Your instructions: Your task is to transcribe all the entries exactly, excluding pictures.

-- start --

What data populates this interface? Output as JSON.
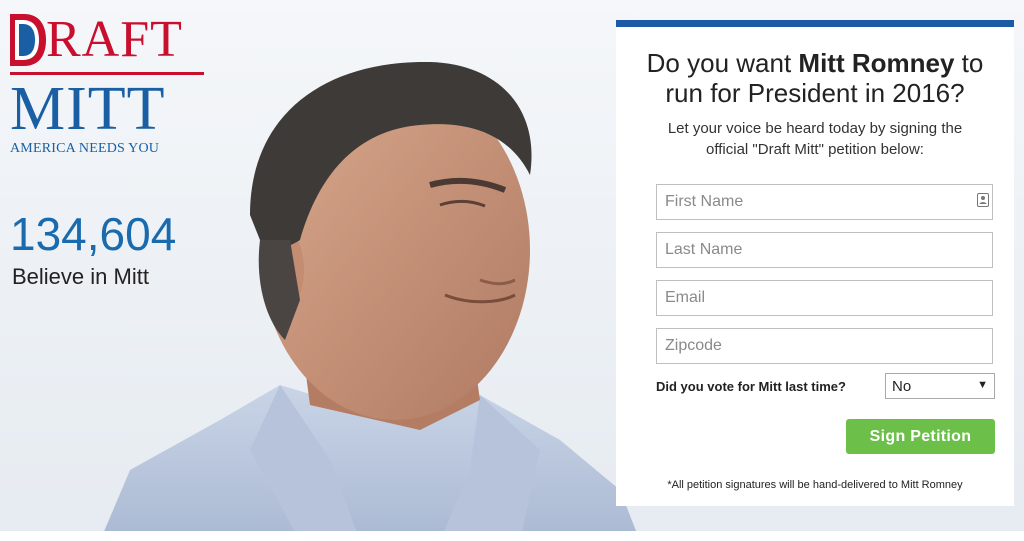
{
  "logo": {
    "draft_text": "RAFT",
    "mitt_text": "MITT",
    "tagline": "AMERICA NEEDS YOU"
  },
  "counter": {
    "value": "134,604",
    "label": "Believe in Mitt"
  },
  "panel": {
    "title_pre": "Do you want ",
    "title_name": "Mitt Romney",
    "title_post": " to run for President in 2016?",
    "subtitle": "Let your voice be heard today by signing the official \"Draft Mitt\" petition below:",
    "fields": {
      "first_name": "First Name",
      "last_name": "Last Name",
      "email": "Email",
      "zipcode": "Zipcode"
    },
    "vote_question": "Did you vote for Mitt last time?",
    "vote_selected": "No",
    "sign_button": "Sign Petition",
    "footnote": "*All petition signatures will be hand-delivered to Mitt Romney"
  },
  "colors": {
    "brand_red": "#c8102e",
    "brand_blue": "#1a5fa3",
    "panel_border": "#1c5aa6",
    "button_green": "#6cc04a"
  },
  "icons": {
    "logo_mark": "draft-d-logo-icon",
    "field_contact": "contact-card-icon",
    "select_arrow": "chevron-down-icon"
  }
}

-- end --

Result for this exercise:
What data populates this interface? Output as JSON.
{
  "logo": {
    "draft_text": "RAFT",
    "mitt_text": "MITT",
    "tagline": "AMERICA NEEDS YOU"
  },
  "counter": {
    "value": "134,604",
    "label": "Believe in Mitt"
  },
  "panel": {
    "title_pre": "Do you want ",
    "title_name": "Mitt Romney",
    "title_post": " to run for President in 2016?",
    "subtitle": "Let your voice be heard today by signing the official \"Draft Mitt\" petition below:",
    "fields": {
      "first_name": "First Name",
      "last_name": "Last Name",
      "email": "Email",
      "zipcode": "Zipcode"
    },
    "vote_question": "Did you vote for Mitt last time?",
    "vote_selected": "No",
    "sign_button": "Sign Petition",
    "footnote": "*All petition signatures will be hand-delivered to Mitt Romney"
  },
  "colors": {
    "brand_red": "#c8102e",
    "brand_blue": "#1a5fa3",
    "panel_border": "#1c5aa6",
    "button_green": "#6cc04a"
  },
  "icons": {
    "logo_mark": "draft-d-logo-icon",
    "field_contact": "contact-card-icon",
    "select_arrow": "chevron-down-icon"
  }
}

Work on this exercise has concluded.